■ **Task description**
Copy each line that holds "敏捷思维".

□ □ □ □ □

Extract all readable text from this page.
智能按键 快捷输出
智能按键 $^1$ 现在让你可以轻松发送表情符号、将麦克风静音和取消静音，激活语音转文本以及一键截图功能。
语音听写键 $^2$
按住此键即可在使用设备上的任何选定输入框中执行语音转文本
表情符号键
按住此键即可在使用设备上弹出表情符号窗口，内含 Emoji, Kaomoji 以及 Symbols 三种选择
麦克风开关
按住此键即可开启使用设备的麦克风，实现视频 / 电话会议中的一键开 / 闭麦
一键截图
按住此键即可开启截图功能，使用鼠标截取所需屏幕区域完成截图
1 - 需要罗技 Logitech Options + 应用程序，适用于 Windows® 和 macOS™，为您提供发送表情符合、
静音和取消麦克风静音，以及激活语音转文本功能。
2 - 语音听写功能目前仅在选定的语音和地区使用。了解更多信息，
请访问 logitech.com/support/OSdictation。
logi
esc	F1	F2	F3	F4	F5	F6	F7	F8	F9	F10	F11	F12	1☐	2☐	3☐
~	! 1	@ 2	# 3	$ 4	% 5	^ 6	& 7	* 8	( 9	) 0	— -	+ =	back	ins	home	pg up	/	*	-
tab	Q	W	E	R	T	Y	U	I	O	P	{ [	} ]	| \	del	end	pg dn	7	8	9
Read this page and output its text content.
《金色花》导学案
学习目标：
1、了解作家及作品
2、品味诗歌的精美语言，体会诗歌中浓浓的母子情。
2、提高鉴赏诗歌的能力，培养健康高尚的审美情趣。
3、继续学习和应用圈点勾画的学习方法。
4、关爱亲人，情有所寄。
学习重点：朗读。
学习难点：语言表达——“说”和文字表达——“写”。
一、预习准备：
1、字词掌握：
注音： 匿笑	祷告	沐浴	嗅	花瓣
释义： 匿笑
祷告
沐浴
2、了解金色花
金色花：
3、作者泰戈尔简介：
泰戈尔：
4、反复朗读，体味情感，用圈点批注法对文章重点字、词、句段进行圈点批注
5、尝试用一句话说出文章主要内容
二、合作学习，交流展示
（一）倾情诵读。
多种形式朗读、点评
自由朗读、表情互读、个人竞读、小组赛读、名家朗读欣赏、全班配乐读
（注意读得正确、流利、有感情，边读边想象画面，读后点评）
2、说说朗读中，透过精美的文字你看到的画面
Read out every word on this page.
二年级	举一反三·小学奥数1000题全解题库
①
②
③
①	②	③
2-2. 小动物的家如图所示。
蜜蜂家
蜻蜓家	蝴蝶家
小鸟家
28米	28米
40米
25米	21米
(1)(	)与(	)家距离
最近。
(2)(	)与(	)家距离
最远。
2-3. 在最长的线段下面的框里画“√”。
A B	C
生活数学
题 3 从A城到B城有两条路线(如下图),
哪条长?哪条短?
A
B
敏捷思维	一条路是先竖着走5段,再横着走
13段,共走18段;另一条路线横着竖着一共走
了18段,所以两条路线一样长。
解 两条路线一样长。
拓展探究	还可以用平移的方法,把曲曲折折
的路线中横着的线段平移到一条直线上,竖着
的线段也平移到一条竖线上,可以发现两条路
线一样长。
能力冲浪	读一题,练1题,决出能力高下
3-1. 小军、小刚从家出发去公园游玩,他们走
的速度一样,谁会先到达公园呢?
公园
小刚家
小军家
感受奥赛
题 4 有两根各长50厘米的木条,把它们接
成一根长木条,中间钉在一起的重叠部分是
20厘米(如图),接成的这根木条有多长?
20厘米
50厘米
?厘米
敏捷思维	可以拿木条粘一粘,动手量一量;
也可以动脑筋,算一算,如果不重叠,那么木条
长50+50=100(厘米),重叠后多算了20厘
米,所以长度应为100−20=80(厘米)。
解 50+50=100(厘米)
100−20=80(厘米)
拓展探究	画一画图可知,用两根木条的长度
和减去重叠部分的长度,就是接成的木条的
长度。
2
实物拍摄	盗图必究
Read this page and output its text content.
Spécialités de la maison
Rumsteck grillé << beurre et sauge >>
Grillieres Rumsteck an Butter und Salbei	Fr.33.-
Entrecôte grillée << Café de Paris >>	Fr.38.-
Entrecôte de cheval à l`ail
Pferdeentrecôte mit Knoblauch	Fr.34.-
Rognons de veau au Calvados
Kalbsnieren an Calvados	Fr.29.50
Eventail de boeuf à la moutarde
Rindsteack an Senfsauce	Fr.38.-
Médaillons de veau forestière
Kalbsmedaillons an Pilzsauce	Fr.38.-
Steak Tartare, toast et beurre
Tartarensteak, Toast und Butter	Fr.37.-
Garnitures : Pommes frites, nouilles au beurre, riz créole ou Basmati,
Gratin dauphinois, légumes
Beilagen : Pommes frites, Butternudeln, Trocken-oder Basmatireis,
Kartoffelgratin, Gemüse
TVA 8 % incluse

□ □ □ □ □

■ **Solution to the problem**
敏捷思维	一条路是先竖着走5段,再横着走
敏捷思维	可以拿木条粘一粘,动手量一量;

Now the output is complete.